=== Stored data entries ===
····················
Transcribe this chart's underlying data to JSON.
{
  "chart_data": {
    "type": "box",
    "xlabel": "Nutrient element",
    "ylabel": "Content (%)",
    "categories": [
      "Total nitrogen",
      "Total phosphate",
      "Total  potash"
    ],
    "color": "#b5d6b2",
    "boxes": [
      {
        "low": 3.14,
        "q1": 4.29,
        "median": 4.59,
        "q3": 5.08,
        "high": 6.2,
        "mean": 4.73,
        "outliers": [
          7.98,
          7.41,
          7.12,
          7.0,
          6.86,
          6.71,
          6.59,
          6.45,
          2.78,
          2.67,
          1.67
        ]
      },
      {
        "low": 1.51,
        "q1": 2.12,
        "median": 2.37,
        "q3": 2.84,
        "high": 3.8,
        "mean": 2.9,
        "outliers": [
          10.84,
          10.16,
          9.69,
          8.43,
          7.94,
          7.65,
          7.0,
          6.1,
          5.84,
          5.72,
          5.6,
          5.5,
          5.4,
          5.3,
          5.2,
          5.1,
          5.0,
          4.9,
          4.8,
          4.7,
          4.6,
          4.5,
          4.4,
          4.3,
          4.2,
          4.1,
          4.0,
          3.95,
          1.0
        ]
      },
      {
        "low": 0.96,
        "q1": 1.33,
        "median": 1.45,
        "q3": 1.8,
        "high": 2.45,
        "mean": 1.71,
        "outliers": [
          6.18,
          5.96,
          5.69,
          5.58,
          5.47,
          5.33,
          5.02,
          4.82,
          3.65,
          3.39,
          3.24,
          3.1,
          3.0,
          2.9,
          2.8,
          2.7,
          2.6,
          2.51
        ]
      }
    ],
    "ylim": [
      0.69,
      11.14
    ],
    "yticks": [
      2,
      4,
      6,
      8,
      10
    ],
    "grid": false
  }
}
····················
Write an exact transcription of every entry above.

=== Result for this task ===
Transcribe this chart's underlying data to JSON.
{
  "chart_data": {
    "type": "box",
    "xlabel": "Nutrient element",
    "ylabel": "Content (%)",
    "categories": [
      "Total nitrogen",
      "Total phosphate",
      "Total  potash"
    ],
    "color": "#b5d6b2",
    "boxes": [
      {
        "low": 3.14,
        "q1": 4.29,
        "median": 4.59,
        "q3": 5.08,
        "high": 6.2,
        "mean": 4.73,
        "outliers": [
          7.98,
          7.41,
          7.12,
          7.0,
          6.86,
          6.71,
          6.59,
          6.45,
          2.78,
          2.67,
          1.67
        ]
      },
      {
        "low": 1.51,
        "q1": 2.12,
        "median": 2.37,
        "q3": 2.84,
        "high": 3.8,
        "mean": 2.9,
        "outliers": [
          10.84,
          10.16,
          9.69,
          8.43,
          7.94,
          7.65,
          7.0,
          6.1,
          5.84,
          5.72,
          5.6,
          5.5,
          5.4,
          5.3,
          5.2,
          5.1,
          5.0,
          4.9,
          4.8,
          4.7,
          4.6,
          4.5,
          4.4,
          4.3,
          4.2,
          4.1,
          4.0,
          3.95,
          1.0
        ]
      },
      {
        "low": 0.96,
        "q1": 1.33,
        "median": 1.45,
        "q3": 1.8,
        "high": 2.45,
        "mean": 1.71,
        "outliers": [
          6.18,
          5.96,
          5.69,
          5.58,
          5.47,
          5.33,
          5.02,
          4.82,
          3.65,
          3.39,
          3.24,
          3.1,
          3.0,
          2.9,
          2.8,
          2.7,
          2.6,
          2.51
        ]
      }
    ],
    "ylim": [
      0.69,
      11.14
    ],
    "yticks": [
      2,
      4,
      6,
      8,
      10
    ],
    "grid": false
  }
}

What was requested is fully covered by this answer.